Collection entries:
▬▬▬▬▬▬▬▬▬▬

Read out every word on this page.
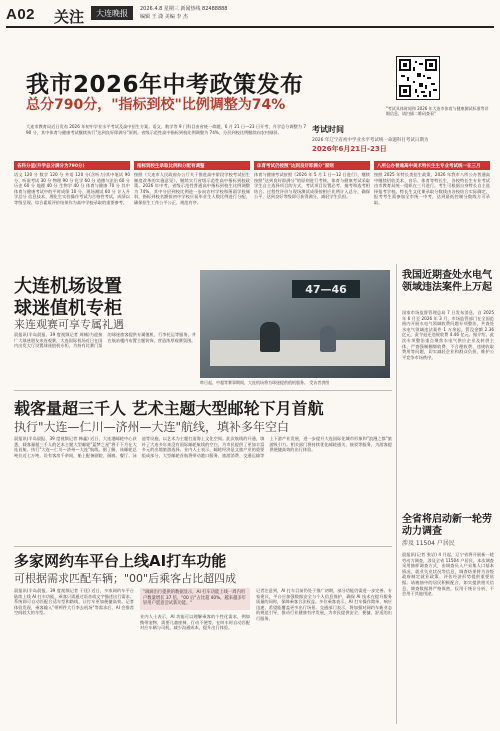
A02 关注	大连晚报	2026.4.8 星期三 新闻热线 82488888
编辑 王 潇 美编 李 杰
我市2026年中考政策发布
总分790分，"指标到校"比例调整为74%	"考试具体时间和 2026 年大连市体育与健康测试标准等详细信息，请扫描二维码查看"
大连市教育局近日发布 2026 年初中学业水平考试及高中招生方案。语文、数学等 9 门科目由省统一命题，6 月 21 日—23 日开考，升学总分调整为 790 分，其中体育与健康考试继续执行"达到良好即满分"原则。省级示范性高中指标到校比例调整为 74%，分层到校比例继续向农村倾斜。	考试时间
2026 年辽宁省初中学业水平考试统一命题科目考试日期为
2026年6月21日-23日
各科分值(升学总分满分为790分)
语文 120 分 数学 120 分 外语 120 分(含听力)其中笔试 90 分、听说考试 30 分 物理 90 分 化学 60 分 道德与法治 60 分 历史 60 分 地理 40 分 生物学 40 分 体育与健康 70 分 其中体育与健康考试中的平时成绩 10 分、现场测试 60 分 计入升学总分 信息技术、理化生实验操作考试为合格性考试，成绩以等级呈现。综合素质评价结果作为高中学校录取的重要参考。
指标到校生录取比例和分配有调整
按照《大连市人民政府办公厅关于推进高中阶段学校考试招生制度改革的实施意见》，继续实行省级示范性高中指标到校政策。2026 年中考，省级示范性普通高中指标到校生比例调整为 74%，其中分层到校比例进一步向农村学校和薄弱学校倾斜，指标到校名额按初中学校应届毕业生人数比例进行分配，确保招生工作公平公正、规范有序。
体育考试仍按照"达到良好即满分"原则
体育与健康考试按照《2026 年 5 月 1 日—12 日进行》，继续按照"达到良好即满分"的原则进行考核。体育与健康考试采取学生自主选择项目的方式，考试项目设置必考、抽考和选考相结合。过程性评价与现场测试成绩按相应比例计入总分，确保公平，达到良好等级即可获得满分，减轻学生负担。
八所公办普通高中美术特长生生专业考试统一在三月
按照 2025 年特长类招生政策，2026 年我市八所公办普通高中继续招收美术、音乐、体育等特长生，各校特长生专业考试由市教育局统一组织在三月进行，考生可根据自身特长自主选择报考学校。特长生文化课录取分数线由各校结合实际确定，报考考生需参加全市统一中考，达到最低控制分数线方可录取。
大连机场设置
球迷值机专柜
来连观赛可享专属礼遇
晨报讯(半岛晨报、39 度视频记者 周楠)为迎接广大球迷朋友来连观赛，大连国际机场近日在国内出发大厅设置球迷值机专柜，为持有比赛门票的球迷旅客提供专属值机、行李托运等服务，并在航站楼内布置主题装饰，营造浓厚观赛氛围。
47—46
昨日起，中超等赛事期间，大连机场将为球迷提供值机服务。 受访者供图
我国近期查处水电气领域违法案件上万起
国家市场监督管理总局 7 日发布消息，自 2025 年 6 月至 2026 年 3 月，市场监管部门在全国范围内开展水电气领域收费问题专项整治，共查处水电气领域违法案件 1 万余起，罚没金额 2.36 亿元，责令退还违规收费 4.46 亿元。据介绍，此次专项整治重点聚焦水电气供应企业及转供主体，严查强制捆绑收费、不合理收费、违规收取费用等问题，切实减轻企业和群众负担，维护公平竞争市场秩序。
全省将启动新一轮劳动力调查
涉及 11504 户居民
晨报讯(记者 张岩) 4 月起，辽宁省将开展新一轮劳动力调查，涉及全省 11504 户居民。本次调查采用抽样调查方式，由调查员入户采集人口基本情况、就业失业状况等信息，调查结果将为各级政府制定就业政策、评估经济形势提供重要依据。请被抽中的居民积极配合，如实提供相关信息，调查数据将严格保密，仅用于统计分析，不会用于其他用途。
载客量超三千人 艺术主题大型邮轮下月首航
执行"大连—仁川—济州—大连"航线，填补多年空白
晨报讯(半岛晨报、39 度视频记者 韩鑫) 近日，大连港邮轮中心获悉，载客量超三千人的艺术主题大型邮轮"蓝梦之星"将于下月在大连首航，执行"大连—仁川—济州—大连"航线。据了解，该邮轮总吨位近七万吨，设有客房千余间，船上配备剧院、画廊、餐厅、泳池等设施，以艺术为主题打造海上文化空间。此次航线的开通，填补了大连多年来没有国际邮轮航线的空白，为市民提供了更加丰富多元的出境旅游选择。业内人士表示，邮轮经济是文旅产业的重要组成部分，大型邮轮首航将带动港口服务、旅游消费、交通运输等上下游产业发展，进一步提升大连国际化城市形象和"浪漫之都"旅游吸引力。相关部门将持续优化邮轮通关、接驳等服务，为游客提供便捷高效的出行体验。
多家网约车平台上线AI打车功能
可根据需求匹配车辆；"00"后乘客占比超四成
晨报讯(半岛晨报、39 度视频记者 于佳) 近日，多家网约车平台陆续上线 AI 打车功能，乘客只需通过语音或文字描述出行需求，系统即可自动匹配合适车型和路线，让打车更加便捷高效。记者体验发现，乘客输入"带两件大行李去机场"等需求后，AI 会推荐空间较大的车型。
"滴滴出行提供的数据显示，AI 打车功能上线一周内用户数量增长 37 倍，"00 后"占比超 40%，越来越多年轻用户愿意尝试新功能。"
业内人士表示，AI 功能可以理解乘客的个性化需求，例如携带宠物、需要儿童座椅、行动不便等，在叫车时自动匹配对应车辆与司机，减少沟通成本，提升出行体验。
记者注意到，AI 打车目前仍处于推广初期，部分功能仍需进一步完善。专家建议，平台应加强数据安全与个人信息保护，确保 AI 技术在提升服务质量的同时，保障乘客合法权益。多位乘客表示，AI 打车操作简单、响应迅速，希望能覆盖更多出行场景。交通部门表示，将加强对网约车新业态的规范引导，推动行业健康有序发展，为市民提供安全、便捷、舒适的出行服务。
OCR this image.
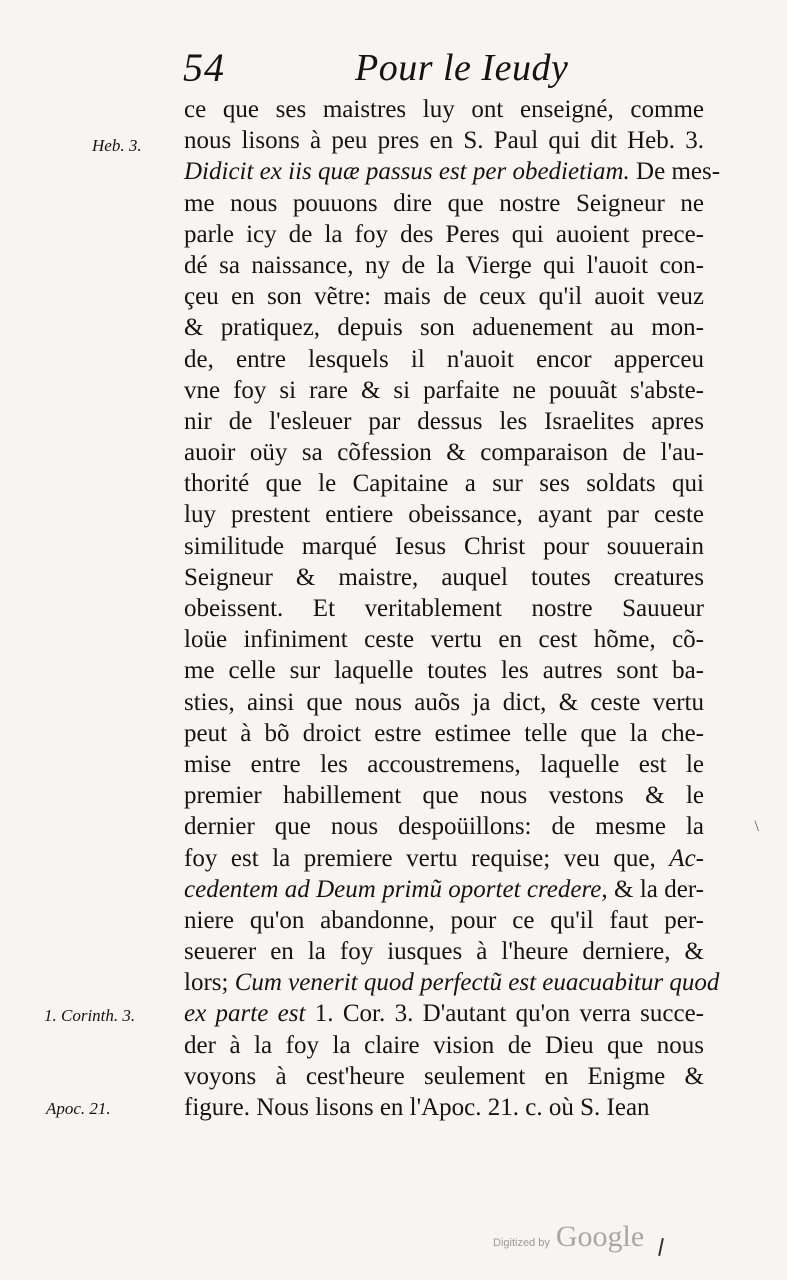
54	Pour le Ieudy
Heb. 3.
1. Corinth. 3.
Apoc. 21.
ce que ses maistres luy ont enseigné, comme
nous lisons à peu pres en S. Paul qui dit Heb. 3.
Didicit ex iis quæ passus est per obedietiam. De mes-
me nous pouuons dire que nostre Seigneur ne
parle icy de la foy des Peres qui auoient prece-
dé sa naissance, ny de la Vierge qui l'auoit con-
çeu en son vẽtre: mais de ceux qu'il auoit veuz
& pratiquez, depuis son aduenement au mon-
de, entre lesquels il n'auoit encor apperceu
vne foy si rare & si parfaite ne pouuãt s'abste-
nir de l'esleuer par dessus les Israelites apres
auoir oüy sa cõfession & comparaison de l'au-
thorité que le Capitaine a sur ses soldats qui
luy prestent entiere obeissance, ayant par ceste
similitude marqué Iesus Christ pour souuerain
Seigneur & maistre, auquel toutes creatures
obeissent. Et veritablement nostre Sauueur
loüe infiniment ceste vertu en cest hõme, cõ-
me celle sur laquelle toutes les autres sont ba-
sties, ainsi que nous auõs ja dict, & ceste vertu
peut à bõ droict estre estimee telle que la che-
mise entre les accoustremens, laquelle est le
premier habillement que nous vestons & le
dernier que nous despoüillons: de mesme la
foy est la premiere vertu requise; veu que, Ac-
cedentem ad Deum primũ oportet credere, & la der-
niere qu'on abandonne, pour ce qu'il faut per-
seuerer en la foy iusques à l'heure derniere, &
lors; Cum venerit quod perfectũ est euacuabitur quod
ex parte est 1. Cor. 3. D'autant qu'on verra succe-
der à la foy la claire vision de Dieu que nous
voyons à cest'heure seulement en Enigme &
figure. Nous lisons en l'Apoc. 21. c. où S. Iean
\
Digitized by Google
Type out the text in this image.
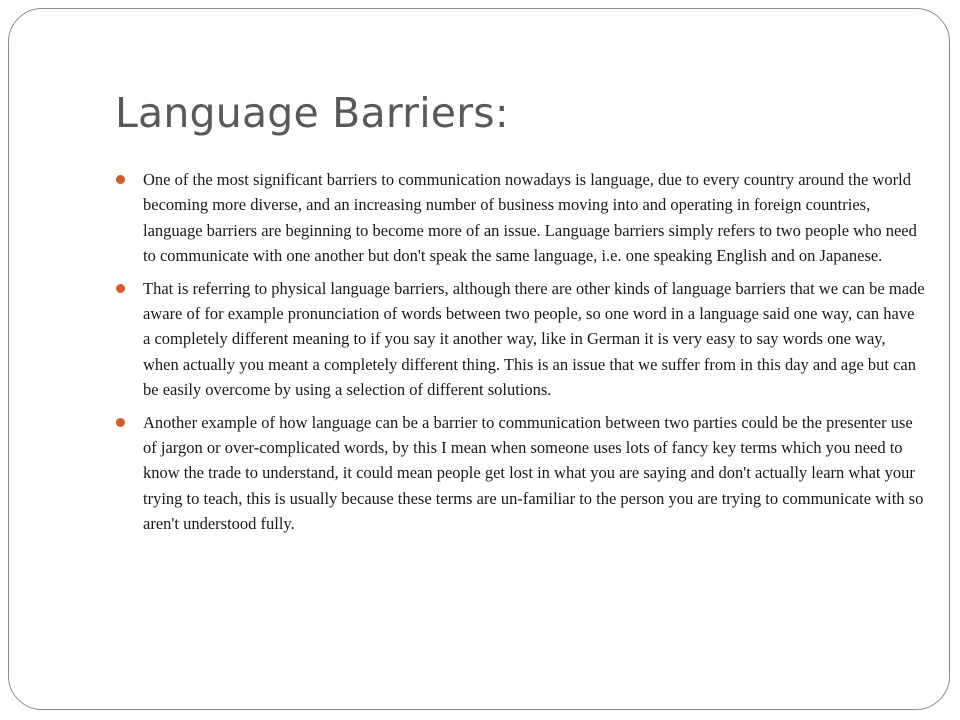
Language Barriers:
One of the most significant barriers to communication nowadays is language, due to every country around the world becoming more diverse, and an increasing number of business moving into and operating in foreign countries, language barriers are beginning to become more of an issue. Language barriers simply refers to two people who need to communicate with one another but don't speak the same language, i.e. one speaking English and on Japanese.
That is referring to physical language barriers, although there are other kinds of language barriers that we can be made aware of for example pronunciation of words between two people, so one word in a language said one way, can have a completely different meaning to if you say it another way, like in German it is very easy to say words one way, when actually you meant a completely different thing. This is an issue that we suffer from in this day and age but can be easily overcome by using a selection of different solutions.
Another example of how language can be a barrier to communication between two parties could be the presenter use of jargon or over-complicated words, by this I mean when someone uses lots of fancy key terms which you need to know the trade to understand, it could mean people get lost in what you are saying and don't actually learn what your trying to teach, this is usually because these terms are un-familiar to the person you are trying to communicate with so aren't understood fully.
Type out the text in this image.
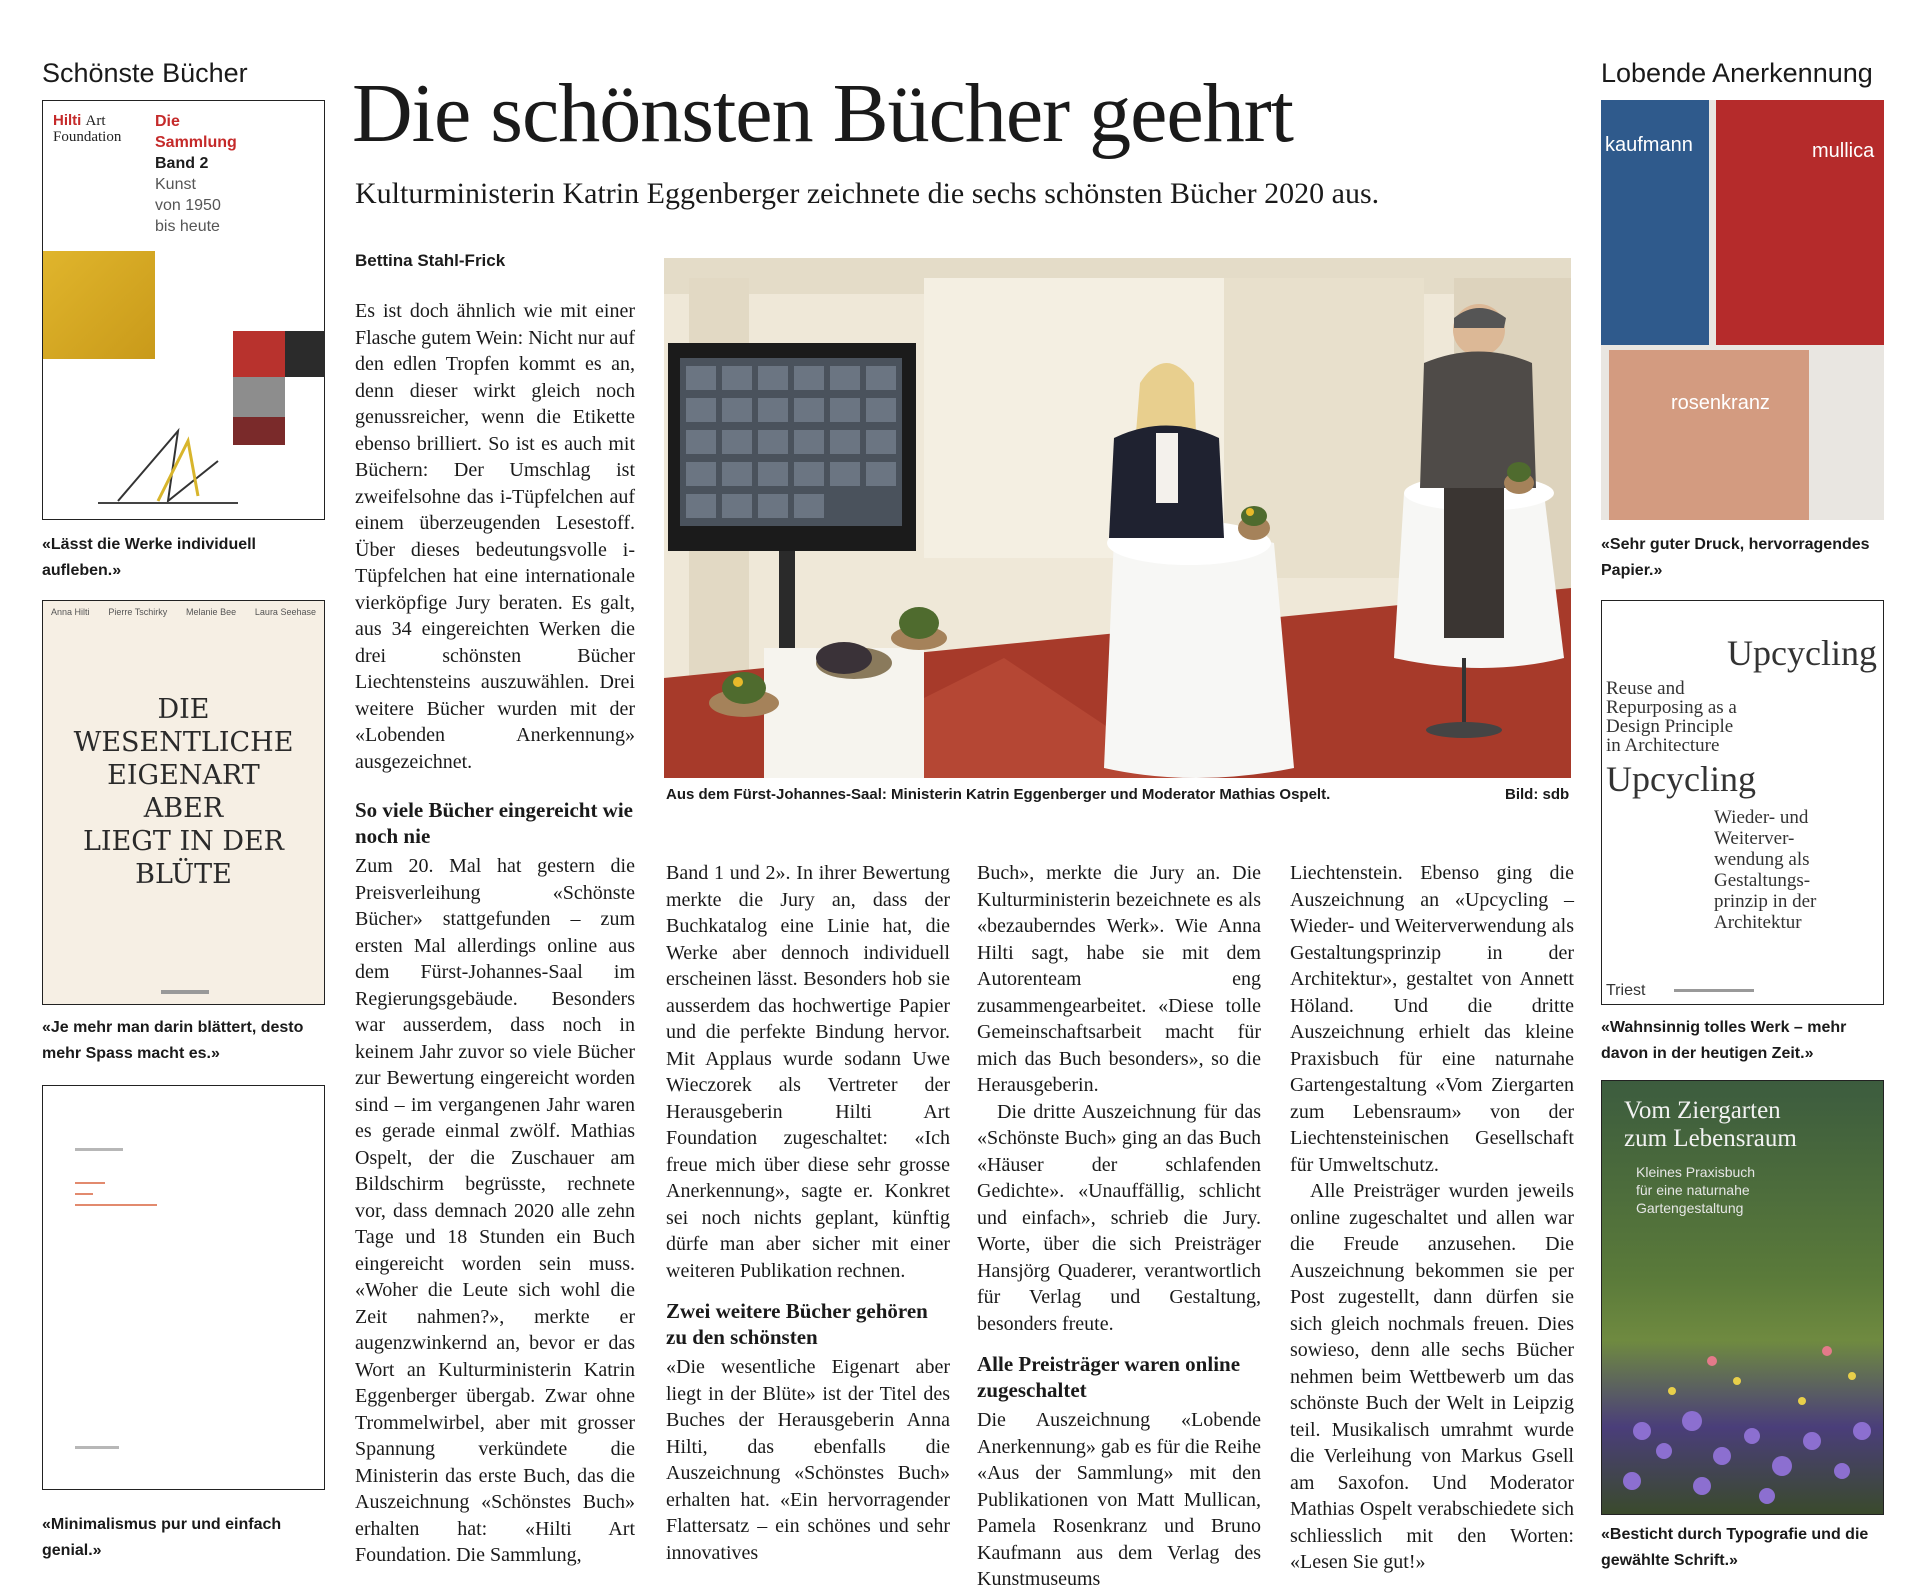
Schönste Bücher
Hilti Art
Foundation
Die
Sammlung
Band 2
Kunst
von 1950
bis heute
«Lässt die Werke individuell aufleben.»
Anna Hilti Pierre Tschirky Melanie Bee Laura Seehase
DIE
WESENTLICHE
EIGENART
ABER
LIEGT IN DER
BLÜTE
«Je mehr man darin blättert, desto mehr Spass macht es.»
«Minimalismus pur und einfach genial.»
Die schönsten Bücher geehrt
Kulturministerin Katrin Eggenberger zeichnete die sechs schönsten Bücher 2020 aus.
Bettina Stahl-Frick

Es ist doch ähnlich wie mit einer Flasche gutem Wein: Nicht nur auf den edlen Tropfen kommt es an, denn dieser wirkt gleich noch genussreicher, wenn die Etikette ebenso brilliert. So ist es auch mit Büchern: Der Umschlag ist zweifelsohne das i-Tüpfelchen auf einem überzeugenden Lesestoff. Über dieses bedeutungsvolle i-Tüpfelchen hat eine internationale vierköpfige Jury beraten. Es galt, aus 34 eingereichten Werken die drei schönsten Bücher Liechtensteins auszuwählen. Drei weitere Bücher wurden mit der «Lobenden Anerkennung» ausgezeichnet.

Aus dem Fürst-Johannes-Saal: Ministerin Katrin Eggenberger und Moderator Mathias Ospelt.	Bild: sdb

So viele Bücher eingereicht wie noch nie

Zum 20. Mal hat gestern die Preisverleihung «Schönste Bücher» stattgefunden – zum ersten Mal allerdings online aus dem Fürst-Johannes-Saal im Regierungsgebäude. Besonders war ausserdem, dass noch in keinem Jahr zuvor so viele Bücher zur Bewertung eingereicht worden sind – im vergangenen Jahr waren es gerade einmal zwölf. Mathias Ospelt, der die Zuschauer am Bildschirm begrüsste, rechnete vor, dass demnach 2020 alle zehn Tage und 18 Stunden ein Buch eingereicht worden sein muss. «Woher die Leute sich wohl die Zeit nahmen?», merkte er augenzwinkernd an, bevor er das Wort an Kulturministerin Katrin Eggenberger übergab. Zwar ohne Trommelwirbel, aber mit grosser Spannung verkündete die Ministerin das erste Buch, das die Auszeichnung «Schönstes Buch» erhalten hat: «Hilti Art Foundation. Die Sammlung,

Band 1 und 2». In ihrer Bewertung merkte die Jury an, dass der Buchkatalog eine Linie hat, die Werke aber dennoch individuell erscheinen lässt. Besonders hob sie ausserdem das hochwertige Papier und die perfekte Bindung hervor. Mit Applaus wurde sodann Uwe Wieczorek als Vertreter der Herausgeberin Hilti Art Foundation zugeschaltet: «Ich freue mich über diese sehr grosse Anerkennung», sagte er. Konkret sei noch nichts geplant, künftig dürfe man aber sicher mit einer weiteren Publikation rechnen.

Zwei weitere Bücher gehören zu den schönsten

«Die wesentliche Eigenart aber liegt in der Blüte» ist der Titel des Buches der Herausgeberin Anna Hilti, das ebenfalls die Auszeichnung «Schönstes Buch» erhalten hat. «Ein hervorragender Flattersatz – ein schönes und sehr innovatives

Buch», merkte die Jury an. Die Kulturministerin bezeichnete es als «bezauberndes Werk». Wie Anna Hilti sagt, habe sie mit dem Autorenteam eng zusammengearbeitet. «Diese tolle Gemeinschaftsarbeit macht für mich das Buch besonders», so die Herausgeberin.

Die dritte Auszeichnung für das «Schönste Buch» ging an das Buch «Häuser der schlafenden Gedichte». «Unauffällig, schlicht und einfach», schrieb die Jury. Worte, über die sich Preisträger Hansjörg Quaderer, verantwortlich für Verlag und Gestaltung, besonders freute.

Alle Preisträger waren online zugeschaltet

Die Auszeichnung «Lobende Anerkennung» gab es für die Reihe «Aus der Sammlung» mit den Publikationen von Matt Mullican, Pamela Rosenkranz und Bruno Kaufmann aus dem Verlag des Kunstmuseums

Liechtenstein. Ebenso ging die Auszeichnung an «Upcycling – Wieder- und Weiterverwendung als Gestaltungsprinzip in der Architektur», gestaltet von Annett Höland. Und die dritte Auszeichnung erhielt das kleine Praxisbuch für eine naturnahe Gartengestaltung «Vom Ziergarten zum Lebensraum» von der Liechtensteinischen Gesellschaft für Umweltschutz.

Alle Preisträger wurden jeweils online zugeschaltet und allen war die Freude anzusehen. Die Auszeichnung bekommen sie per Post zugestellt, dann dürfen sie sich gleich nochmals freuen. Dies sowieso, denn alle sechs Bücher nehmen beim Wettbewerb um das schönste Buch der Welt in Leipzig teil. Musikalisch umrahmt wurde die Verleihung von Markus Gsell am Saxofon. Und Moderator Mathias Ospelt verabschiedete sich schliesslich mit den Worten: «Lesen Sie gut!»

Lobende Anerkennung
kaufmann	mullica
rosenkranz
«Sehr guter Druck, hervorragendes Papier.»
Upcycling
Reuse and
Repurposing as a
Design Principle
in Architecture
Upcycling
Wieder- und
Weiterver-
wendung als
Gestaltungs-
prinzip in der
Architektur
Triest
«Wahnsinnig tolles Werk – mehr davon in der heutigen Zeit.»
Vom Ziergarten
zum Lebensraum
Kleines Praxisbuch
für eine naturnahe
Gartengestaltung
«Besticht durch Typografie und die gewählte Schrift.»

▬▬▬▬▬▬▬▬▬▬

Goal of the exercise. Locate all lines that include the word "need" and copy them out.

Exercise answer.
One of the most significant barriers to communication nowadays is language, due to every country around the world becoming more diverse, and an increasing number of business moving into and operating in foreign countries, language barriers are beginning to become more of an issue. Language barriers simply refers to two people who need to communicate with one another but don't speak the same language, i.e. one speaking English and on Japanese.
Another example of how language can be a barrier to communication between two parties could be the presenter use of jargon or over-complicated words, by this I mean when someone uses lots of fancy key terms which you need to know the trade to understand, it could mean people get lost in what you are saying and don't actually learn what your trying to teach, this is usually because these terms are un-familiar to the person you are trying to communicate with so aren't understood fully.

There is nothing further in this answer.